:: Written request ::
Copy each line that holds "nella".

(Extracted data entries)

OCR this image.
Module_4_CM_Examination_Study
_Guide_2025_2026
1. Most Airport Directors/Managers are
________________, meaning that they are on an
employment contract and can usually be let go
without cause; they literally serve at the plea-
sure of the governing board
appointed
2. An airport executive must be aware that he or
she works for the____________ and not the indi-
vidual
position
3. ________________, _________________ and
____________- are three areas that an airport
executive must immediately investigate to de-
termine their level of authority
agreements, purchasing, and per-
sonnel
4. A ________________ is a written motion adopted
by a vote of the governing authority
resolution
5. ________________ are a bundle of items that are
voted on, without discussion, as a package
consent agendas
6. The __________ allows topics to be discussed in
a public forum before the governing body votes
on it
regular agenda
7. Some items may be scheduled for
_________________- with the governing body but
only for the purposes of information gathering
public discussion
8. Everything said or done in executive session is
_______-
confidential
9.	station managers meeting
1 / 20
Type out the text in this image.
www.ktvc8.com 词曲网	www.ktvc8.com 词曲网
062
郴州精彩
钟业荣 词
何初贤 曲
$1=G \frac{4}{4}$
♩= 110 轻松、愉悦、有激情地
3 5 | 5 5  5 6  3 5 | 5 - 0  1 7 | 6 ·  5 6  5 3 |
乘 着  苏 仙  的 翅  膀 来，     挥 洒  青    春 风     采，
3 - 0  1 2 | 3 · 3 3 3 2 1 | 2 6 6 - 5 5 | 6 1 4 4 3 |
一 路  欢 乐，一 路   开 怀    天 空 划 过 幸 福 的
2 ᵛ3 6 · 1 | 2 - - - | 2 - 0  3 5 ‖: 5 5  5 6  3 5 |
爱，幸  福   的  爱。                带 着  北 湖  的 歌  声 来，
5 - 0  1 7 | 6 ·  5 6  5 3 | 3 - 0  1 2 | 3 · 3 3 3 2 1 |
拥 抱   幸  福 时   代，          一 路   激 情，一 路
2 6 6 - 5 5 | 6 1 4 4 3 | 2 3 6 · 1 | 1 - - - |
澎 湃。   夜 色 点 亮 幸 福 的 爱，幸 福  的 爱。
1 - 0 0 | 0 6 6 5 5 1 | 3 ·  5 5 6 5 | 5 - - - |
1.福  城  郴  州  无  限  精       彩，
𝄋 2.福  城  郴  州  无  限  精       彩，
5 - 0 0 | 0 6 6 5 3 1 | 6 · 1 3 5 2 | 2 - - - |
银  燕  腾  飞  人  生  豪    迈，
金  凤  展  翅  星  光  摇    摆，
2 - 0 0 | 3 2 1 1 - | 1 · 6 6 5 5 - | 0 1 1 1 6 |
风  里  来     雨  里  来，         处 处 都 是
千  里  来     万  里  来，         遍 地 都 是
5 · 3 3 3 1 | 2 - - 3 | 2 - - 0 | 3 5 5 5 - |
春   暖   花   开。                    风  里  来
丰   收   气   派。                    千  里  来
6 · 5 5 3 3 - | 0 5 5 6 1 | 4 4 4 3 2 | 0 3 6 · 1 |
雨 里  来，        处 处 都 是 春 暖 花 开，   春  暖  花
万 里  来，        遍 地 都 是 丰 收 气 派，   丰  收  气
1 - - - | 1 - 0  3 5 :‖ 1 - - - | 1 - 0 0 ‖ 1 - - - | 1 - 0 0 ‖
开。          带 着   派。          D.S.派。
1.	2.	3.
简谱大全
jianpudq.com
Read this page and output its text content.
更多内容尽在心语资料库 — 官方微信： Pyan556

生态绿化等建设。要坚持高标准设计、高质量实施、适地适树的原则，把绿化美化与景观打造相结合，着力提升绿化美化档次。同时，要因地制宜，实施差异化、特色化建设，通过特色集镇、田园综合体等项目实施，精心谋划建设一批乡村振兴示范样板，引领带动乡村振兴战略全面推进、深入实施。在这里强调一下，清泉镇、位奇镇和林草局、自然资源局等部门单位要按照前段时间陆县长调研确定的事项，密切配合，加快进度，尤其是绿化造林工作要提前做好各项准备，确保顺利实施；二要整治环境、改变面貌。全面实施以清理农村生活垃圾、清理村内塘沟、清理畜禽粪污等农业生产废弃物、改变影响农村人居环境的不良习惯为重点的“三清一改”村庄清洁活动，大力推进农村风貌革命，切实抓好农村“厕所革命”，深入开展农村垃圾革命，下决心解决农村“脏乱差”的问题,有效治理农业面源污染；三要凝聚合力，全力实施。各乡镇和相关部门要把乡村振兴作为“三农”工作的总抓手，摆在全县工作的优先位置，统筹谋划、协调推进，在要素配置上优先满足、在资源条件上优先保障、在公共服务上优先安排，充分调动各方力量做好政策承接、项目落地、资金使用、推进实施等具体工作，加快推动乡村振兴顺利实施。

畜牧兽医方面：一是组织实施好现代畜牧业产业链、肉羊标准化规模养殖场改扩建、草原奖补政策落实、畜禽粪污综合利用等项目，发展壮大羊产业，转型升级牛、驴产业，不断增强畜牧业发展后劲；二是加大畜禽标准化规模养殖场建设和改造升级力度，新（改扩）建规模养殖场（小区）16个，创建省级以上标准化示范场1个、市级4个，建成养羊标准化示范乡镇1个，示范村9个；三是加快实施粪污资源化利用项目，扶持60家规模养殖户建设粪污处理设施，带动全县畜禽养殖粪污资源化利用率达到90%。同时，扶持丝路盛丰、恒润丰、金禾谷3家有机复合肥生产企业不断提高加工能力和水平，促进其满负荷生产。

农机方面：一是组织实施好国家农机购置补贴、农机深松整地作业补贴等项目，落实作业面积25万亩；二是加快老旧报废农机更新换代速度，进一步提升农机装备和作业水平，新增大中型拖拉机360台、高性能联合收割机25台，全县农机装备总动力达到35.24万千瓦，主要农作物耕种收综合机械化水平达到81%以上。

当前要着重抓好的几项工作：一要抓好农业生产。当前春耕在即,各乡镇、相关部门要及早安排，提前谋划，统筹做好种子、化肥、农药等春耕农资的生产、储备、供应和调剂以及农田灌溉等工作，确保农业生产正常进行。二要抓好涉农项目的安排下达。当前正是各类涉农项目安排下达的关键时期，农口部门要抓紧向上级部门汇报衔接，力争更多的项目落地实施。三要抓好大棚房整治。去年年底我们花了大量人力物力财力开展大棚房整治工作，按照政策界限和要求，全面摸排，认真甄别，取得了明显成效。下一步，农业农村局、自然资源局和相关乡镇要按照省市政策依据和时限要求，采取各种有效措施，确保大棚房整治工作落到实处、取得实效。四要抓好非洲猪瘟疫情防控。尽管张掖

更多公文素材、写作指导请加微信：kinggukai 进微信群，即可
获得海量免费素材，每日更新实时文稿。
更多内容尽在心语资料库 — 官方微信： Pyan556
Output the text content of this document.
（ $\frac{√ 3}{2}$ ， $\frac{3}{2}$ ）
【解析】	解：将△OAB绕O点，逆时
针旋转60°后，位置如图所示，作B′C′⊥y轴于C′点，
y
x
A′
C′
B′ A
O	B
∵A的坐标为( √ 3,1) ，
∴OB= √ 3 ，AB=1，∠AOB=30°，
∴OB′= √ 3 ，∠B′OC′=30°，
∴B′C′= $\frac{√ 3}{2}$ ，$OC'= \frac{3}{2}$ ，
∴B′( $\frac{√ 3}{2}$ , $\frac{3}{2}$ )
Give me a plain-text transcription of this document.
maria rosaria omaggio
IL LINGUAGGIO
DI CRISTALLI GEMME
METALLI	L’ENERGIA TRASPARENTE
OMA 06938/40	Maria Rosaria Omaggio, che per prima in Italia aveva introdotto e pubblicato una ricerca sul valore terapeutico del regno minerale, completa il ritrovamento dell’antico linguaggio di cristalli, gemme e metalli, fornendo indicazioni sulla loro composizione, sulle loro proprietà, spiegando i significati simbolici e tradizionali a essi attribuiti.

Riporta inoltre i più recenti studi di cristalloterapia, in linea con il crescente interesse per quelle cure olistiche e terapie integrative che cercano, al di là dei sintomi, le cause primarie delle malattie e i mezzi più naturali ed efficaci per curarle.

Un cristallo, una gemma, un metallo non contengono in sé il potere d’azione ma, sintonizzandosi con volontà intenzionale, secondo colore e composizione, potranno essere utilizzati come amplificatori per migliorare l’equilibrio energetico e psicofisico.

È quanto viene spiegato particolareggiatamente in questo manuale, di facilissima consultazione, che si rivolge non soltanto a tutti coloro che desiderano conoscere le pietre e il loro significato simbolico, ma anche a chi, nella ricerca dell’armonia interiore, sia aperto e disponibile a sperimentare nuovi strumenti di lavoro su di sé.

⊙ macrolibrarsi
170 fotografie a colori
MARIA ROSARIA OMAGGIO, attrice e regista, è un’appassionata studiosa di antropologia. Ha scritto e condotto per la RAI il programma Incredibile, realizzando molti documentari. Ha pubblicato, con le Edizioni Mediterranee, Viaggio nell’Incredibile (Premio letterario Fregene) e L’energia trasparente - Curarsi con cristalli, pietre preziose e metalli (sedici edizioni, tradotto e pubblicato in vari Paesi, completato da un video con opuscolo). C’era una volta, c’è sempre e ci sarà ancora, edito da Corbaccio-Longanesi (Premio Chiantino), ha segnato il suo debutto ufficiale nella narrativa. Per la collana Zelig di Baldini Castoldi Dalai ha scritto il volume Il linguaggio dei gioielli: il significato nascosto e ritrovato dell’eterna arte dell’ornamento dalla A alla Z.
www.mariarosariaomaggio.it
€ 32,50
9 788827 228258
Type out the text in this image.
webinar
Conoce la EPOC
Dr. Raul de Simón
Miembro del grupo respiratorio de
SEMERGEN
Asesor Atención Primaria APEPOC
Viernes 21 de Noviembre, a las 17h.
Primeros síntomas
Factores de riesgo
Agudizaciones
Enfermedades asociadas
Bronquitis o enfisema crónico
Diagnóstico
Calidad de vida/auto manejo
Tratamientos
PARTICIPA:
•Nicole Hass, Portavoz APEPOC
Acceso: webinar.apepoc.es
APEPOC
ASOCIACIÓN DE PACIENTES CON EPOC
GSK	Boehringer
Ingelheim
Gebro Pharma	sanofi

:: Answer to this exercise ::
È quanto viene spiegato particolareggiatamente in questo manuale, di facilissima consultazione, che si rivolge non soltanto a tutti coloro che desiderano conoscere le pietre e il loro significato simbolico, ma anche a chi, nella ricerca dell’armonia interiore, sia aperto e disponibile a sperimentare nuovi strumenti di lavoro su di sé.
MARIA ROSARIA OMAGGIO, attrice e regista, è un’appassionata studiosa di antropologia. Ha scritto e condotto per la RAI il programma Incredibile, realizzando molti documentari. Ha pubblicato, con le Edizioni Mediterranee, Viaggio nell’Incredibile (Premio letterario Fregene) e L’energia trasparente - Curarsi con cristalli, pietre preziose e metalli (sedici edizioni, tradotto e pubblicato in vari Paesi, completato da un video con opuscolo). C’era una volta, c’è sempre e ci sarà ancora, edito da Corbaccio-Longanesi (Premio Chiantino), ha segnato il suo debutto ufficiale nella narrativa. Per la collana Zelig di Baldini Castoldi Dalai ha scritto il volume Il linguaggio dei gioielli: il significato nascosto e ritrovato dell’eterna arte dell’ornamento dalla A alla Z.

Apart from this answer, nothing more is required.